>>>

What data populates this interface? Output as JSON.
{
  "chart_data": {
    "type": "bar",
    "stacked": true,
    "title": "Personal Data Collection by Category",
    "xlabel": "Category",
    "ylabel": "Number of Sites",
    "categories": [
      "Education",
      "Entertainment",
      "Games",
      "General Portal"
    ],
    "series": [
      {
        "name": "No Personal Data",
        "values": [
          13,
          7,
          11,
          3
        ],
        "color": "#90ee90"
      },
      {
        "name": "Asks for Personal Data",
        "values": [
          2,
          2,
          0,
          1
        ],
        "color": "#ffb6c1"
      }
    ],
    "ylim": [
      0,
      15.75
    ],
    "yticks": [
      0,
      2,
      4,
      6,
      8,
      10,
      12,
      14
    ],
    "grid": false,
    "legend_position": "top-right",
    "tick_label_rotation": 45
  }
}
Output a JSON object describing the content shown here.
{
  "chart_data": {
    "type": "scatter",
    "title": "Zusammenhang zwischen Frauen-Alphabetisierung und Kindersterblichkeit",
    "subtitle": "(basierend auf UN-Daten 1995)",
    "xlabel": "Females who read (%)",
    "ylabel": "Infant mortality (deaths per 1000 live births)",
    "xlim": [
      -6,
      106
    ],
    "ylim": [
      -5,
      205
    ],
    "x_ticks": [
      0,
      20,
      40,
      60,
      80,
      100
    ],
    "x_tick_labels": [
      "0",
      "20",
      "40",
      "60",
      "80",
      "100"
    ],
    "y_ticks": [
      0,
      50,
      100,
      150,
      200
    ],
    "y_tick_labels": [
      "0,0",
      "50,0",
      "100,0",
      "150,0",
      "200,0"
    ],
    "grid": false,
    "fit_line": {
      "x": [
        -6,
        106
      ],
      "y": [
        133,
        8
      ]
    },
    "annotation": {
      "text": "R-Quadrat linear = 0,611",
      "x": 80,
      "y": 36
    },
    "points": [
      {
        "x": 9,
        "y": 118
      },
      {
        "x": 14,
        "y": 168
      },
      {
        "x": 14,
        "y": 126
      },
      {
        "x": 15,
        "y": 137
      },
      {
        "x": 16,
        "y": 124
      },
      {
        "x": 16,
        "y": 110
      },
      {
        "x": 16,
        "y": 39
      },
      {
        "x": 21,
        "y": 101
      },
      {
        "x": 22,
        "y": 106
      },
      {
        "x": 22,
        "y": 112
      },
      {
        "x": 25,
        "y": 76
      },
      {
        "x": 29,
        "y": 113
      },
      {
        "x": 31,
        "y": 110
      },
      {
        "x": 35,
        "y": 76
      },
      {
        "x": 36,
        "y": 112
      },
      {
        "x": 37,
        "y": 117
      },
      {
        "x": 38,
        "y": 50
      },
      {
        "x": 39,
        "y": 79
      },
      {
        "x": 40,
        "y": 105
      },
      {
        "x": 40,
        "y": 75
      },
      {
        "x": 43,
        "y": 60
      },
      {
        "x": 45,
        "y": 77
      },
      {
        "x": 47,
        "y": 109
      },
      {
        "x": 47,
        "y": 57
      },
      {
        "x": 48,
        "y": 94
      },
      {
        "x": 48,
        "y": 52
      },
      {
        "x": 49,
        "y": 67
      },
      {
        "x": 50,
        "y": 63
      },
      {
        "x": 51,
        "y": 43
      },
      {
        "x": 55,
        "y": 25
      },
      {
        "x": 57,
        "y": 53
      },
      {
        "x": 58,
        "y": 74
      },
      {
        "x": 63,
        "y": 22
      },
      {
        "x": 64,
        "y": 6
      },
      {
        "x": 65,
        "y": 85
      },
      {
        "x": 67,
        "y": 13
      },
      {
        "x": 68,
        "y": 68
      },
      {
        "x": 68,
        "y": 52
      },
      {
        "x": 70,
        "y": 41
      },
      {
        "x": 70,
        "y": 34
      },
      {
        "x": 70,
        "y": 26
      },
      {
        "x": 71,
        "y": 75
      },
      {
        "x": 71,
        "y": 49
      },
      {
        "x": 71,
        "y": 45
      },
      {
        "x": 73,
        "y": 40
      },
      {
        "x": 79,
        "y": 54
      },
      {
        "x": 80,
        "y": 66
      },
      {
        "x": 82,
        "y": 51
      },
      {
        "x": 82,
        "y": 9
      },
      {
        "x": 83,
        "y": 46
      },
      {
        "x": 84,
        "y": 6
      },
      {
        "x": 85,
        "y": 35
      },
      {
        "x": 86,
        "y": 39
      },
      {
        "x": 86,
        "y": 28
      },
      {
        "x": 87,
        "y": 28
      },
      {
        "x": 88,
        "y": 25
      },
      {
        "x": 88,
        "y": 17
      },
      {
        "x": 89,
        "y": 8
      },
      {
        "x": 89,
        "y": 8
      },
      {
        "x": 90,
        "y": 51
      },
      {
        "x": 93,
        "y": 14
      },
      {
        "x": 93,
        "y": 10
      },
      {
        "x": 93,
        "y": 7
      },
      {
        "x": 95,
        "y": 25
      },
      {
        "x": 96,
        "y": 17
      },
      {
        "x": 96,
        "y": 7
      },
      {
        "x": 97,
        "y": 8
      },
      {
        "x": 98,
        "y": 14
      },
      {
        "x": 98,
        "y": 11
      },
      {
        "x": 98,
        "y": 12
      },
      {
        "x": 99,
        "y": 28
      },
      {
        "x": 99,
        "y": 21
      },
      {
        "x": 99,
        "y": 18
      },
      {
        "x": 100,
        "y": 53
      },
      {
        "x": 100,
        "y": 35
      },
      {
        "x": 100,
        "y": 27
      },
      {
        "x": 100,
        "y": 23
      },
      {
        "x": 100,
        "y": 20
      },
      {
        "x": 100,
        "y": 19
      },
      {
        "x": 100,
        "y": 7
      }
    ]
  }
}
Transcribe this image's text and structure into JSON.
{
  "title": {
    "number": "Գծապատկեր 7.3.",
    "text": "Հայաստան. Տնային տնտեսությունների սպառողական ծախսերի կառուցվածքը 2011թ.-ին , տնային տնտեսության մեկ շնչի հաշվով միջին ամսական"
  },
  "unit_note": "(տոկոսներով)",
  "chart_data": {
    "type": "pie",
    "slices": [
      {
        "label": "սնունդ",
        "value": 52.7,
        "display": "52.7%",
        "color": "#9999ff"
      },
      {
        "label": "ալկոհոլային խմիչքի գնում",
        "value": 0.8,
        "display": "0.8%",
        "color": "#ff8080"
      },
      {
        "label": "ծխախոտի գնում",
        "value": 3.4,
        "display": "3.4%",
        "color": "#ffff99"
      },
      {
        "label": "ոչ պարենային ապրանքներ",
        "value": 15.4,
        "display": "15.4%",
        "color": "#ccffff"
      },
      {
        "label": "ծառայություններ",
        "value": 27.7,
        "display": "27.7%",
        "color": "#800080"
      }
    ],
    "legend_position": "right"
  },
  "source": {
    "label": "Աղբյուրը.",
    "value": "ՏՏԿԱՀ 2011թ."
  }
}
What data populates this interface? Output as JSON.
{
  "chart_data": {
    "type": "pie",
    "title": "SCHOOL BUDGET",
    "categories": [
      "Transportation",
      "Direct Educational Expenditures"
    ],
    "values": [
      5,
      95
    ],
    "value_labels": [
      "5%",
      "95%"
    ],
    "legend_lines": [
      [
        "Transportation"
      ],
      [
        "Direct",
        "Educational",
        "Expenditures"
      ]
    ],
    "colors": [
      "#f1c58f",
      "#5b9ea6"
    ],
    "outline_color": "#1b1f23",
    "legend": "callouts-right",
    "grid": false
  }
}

<<<

• [TASK DIRECTIONS]
Count each line with "Expenditures" in it and report that figure by itself.

• [REPLY TO THE TASK]
2